■ **The request**
All of the records below need to be copied exactly.

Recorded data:
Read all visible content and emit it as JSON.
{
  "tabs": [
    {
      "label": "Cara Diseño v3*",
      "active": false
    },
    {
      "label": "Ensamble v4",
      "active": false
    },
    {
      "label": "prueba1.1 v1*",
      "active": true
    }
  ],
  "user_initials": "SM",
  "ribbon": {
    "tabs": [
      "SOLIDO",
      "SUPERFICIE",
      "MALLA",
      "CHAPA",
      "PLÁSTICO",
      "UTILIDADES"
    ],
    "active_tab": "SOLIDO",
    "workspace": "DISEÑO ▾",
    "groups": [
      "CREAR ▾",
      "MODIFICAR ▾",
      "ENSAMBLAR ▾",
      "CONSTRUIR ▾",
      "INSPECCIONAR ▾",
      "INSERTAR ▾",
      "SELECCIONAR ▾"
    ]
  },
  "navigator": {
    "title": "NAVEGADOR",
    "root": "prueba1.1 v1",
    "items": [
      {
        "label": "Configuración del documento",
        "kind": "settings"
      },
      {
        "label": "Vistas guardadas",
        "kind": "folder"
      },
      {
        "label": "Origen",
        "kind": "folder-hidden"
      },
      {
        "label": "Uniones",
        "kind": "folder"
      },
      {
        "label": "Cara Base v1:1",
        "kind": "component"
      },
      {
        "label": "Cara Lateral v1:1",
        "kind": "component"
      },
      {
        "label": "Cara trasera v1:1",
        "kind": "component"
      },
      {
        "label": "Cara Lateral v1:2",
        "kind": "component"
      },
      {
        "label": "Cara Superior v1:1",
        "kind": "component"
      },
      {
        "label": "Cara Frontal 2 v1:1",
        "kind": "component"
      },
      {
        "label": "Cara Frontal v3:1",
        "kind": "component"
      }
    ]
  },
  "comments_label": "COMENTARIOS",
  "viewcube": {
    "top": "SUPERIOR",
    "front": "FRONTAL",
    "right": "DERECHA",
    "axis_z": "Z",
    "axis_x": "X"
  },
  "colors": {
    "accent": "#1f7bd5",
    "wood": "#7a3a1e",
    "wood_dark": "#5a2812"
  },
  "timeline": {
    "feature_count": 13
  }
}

■ **Solution to this task**
Read all visible content and emit it as JSON.
{
  "tabs": [
    {
      "label": "Cara Diseño v3*",
      "active": false
    },
    {
      "label": "Ensamble v4",
      "active": false
    },
    {
      "label": "prueba1.1 v1*",
      "active": true
    }
  ],
  "user_initials": "SM",
  "ribbon": {
    "tabs": [
      "SOLIDO",
      "SUPERFICIE",
      "MALLA",
      "CHAPA",
      "PLÁSTICO",
      "UTILIDADES"
    ],
    "active_tab": "SOLIDO",
    "workspace": "DISEÑO ▾",
    "groups": [
      "CREAR ▾",
      "MODIFICAR ▾",
      "ENSAMBLAR ▾",
      "CONSTRUIR ▾",
      "INSPECCIONAR ▾",
      "INSERTAR ▾",
      "SELECCIONAR ▾"
    ]
  },
  "navigator": {
    "title": "NAVEGADOR",
    "root": "prueba1.1 v1",
    "items": [
      {
        "label": "Configuración del documento",
        "kind": "settings"
      },
      {
        "label": "Vistas guardadas",
        "kind": "folder"
      },
      {
        "label": "Origen",
        "kind": "folder-hidden"
      },
      {
        "label": "Uniones",
        "kind": "folder"
      },
      {
        "label": "Cara Base v1:1",
        "kind": "component"
      },
      {
        "label": "Cara Lateral v1:1",
        "kind": "component"
      },
      {
        "label": "Cara trasera v1:1",
        "kind": "component"
      },
      {
        "label": "Cara Lateral v1:2",
        "kind": "component"
      },
      {
        "label": "Cara Superior v1:1",
        "kind": "component"
      },
      {
        "label": "Cara Frontal 2 v1:1",
        "kind": "component"
      },
      {
        "label": "Cara Frontal v3:1",
        "kind": "component"
      }
    ]
  },
  "comments_label": "COMENTARIOS",
  "viewcube": {
    "top": "SUPERIOR",
    "front": "FRONTAL",
    "right": "DERECHA",
    "axis_z": "Z",
    "axis_x": "X"
  },
  "colors": {
    "accent": "#1f7bd5",
    "wood": "#7a3a1e",
    "wood_dark": "#5a2812"
  },
  "timeline": {
    "feature_count": 13
  }
}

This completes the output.